[CHALLENGE] Look through the lines and report how many include the word "房屋建筑工程单位", giving nothing but the number.

====== MATERIAL PROVIDED ======

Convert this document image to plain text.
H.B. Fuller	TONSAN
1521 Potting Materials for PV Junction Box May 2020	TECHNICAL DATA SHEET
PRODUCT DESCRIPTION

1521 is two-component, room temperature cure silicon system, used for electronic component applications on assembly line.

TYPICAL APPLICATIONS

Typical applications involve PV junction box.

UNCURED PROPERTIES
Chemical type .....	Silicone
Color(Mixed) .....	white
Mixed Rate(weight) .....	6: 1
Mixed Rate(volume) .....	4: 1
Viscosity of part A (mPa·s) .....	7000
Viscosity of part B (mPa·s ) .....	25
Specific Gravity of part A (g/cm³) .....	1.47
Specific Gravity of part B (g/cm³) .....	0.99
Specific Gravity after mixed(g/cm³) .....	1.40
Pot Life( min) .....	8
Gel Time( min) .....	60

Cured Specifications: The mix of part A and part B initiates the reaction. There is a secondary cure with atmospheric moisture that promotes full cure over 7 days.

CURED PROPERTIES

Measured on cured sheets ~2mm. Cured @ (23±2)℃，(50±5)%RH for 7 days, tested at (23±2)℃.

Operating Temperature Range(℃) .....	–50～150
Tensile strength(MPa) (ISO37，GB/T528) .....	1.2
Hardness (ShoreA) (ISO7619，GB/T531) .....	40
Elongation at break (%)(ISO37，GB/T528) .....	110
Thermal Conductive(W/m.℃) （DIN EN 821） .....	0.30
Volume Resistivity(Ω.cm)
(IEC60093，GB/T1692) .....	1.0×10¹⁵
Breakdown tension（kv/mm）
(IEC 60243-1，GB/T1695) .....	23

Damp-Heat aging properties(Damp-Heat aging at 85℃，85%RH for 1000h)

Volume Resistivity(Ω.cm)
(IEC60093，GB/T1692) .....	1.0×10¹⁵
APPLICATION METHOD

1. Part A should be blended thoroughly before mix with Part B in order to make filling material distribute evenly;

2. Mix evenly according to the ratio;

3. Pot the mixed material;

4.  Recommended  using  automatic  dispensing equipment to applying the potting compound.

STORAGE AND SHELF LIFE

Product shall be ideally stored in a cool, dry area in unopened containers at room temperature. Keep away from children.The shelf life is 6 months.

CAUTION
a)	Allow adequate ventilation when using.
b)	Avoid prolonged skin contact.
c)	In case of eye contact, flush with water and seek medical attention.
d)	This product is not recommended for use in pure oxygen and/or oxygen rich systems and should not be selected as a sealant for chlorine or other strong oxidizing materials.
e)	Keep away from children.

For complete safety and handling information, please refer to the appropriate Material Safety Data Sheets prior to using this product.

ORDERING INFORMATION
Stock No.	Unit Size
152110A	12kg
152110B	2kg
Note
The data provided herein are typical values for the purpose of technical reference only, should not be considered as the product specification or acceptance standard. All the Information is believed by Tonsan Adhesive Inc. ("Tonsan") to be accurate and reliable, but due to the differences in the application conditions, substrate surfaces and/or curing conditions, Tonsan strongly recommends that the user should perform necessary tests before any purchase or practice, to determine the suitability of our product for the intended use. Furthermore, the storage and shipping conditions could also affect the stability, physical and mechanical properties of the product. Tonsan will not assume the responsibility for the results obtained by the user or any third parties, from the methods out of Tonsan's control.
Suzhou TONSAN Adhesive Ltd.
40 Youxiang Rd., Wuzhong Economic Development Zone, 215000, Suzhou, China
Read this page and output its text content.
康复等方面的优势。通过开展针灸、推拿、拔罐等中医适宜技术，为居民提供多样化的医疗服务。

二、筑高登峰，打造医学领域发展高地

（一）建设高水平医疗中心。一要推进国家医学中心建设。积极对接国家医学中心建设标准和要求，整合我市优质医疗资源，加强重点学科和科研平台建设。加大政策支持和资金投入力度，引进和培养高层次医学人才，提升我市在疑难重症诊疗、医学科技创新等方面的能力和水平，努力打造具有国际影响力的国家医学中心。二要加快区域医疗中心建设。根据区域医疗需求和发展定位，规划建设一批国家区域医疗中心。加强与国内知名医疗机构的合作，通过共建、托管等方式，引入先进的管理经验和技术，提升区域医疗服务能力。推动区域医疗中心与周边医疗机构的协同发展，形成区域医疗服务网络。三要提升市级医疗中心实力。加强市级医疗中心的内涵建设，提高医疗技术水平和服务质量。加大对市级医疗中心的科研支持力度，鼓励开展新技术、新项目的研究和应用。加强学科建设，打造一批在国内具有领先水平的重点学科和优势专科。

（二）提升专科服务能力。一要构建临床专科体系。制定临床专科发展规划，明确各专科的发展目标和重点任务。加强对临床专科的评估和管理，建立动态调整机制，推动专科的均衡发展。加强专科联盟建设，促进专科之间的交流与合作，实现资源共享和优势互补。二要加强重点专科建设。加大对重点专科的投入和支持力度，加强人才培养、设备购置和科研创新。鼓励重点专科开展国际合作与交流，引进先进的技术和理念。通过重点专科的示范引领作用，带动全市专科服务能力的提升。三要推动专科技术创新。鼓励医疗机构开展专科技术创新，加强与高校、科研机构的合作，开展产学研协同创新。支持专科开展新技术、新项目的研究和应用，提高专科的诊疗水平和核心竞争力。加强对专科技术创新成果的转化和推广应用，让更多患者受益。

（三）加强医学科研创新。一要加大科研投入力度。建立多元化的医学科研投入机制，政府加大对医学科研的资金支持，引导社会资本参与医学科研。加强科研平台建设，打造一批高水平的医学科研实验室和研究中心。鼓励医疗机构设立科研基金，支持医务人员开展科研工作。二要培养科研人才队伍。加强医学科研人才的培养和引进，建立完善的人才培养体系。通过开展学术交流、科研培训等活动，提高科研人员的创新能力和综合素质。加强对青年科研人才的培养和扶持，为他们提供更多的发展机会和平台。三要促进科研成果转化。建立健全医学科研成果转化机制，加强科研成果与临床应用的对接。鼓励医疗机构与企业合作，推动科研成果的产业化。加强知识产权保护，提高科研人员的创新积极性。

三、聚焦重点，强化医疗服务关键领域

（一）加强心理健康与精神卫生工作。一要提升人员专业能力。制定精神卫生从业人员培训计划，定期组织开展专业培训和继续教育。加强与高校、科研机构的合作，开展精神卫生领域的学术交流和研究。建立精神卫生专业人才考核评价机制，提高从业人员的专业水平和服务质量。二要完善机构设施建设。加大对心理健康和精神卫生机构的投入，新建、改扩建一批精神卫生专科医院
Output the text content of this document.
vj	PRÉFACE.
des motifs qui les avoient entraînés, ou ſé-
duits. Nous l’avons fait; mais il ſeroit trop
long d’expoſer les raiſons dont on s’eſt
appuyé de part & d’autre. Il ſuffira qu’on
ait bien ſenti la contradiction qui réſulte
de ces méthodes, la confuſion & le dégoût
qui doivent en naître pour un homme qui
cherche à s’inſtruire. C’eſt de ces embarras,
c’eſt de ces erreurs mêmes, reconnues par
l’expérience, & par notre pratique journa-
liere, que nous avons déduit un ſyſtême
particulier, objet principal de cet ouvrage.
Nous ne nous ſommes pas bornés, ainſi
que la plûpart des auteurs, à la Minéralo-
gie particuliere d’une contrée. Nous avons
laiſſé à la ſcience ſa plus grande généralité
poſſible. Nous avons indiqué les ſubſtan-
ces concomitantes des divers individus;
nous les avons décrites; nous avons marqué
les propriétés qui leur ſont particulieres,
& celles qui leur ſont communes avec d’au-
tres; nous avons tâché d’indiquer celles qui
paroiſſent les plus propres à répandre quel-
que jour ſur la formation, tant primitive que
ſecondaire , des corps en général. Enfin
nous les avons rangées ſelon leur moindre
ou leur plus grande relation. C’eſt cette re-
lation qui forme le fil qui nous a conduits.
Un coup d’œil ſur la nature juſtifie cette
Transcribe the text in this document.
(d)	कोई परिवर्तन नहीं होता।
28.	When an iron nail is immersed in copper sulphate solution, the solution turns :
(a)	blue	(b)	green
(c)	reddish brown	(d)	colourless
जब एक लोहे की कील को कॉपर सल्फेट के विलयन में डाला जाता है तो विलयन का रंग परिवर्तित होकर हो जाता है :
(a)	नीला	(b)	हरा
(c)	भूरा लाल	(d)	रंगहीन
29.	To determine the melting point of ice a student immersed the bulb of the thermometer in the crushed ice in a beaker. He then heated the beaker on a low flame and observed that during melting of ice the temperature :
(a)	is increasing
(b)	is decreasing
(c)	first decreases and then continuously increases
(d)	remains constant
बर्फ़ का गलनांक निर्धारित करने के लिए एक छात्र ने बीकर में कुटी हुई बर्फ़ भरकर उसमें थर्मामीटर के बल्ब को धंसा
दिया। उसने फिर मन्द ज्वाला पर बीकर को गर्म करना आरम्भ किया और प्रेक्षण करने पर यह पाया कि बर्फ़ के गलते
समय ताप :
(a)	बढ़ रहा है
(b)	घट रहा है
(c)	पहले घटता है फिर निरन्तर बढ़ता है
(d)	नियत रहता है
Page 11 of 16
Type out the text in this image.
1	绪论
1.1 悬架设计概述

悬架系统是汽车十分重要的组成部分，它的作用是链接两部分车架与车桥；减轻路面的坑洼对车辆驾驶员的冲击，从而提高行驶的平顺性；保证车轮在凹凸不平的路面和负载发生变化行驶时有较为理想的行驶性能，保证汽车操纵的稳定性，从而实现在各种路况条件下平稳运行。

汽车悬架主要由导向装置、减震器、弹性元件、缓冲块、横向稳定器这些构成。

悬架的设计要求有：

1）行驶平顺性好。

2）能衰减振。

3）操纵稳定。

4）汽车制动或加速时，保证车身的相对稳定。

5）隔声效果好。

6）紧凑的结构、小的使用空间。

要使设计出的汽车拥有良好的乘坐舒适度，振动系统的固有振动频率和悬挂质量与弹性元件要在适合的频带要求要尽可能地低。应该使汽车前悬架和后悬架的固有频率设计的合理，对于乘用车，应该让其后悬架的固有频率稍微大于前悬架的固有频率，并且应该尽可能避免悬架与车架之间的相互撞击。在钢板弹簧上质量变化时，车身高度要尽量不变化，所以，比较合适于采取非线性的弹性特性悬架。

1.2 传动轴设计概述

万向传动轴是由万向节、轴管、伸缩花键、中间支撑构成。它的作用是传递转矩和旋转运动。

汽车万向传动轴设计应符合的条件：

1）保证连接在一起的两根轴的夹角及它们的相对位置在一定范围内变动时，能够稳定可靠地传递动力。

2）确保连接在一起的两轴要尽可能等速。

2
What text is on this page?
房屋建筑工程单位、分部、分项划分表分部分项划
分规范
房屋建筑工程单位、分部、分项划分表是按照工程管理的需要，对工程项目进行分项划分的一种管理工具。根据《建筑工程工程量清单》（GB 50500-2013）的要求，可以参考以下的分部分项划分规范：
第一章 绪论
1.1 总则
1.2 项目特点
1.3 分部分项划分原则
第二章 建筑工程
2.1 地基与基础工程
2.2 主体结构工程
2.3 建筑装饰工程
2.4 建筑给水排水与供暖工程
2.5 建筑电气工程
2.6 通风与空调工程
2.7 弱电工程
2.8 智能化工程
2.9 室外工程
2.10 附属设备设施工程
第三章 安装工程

======

[TASK SOLUTION] 2